## start Given records

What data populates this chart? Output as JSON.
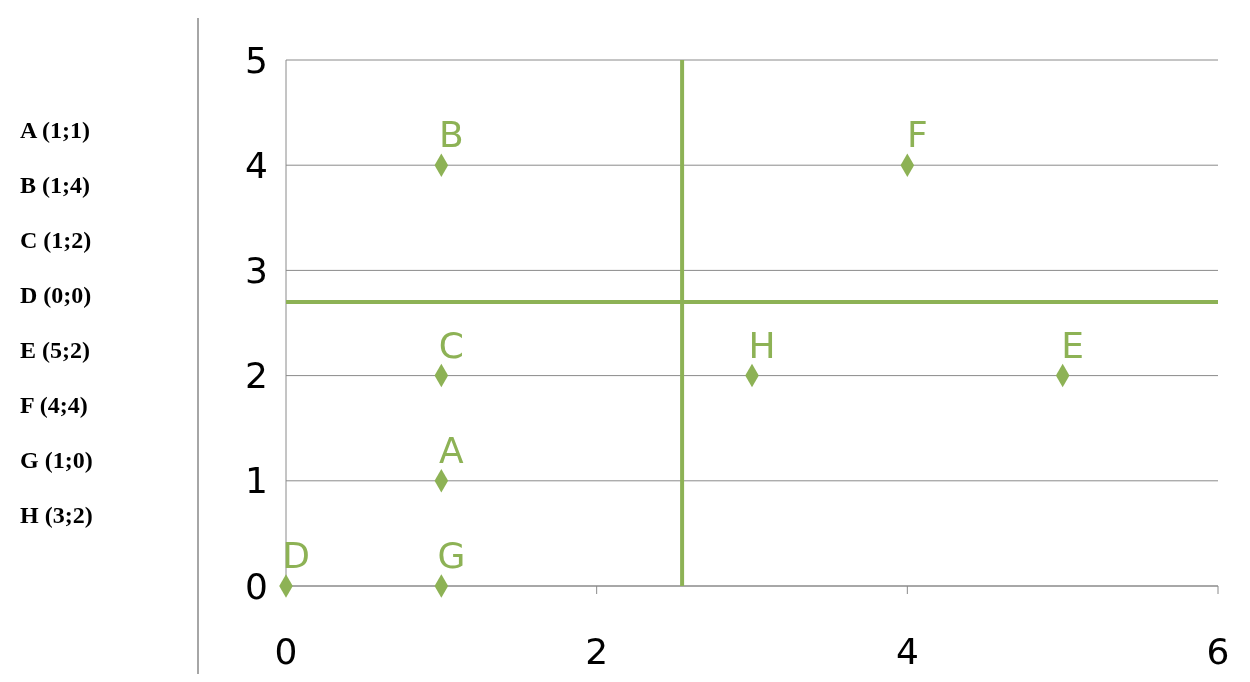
{
  "chart_data": {
    "type": "scatter",
    "x": [
      1,
      1,
      1,
      0,
      5,
      4,
      1,
      3
    ],
    "series": [
      {
        "color": "#8db255",
        "values": [
          1,
          4,
          2,
          0,
          2,
          4,
          0,
          2
        ]
      }
    ],
    "xlim": [
      0,
      6
    ],
    "ylim": [
      0,
      5
    ],
    "xticks": [
      0,
      2,
      4,
      6
    ],
    "yticks": [
      0,
      1,
      2,
      3,
      4,
      5
    ],
    "grid": "y",
    "marker": "diamond",
    "ref_lines": [
      {
        "axis": "x",
        "value": 2.55,
        "color": "#8db255"
      },
      {
        "axis": "y",
        "value": 2.7,
        "color": "#8db255"
      }
    ],
    "annotations": [
      "A (1;1)",
      "B (1;4)",
      "C (1;2)",
      "D (0;0)",
      "E (5;2)",
      "F (4;4)",
      "G (1;0)",
      "H (3;2)",
      {
        "text": "A",
        "x": 1,
        "y": 1
      },
      {
        "text": "B",
        "x": 1,
        "y": 4
      },
      {
        "text": "C",
        "x": 1,
        "y": 2
      },
      {
        "text": "D",
        "x": 0,
        "y": 0
      },
      {
        "text": "E",
        "x": 5,
        "y": 2
      },
      {
        "text": "F",
        "x": 4,
        "y": 4
      },
      {
        "text": "G",
        "x": 1,
        "y": 0
      },
      {
        "text": "H",
        "x": 3,
        "y": 2
      }
    ]
  }
}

## end Given records

### What needs to be done
Read the data above. Pull out each line in which the string "text" appears.

### Finished exercise
        "text": "A",
        "text": "B",
        "text": "C",
        "text": "D",
        "text": "E",
        "text": "F",
        "text": "G",
        "text": "H",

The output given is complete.